• **What the task asks**:
Would you pull out every line of the material that contains the string "nwith"?

____ Data section

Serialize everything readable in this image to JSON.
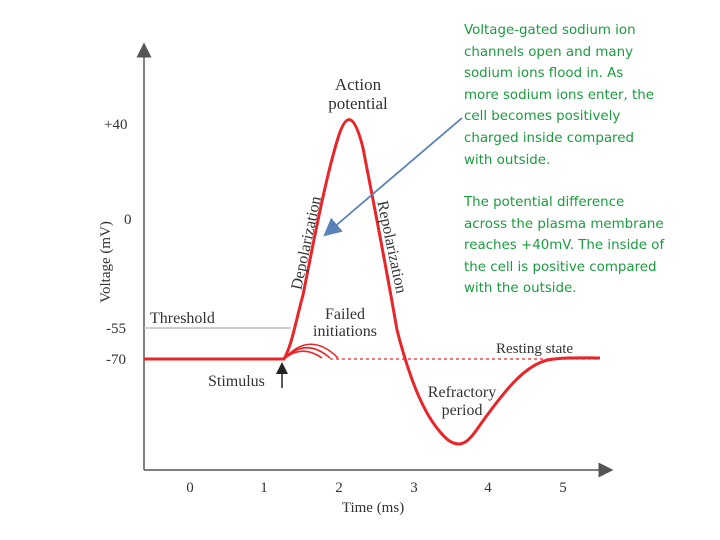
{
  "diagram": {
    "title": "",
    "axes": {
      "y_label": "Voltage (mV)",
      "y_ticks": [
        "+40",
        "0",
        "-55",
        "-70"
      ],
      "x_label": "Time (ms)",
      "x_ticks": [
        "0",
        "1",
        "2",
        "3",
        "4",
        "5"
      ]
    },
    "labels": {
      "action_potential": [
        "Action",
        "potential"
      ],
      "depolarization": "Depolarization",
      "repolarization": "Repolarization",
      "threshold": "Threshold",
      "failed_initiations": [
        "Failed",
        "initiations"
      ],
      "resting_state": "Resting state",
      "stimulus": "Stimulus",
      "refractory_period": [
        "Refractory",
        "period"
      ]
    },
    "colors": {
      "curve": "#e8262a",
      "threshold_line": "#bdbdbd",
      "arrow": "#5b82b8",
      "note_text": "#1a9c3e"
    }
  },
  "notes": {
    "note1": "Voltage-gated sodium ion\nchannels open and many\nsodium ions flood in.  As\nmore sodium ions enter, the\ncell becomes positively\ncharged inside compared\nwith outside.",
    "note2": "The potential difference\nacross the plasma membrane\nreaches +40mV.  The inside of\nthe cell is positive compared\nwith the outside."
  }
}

________

• **Correct response**:
    "note1": "Voltage-gated sodium ion\nchannels open and many\nsodium ions flood in.  As\nmore sodium ions enter, the\ncell becomes positively\ncharged inside compared\nwith outside.",
    "note2": "The potential difference\nacross the plasma membrane\nreaches +40mV.  The inside of\nthe cell is positive compared\nwith the outside."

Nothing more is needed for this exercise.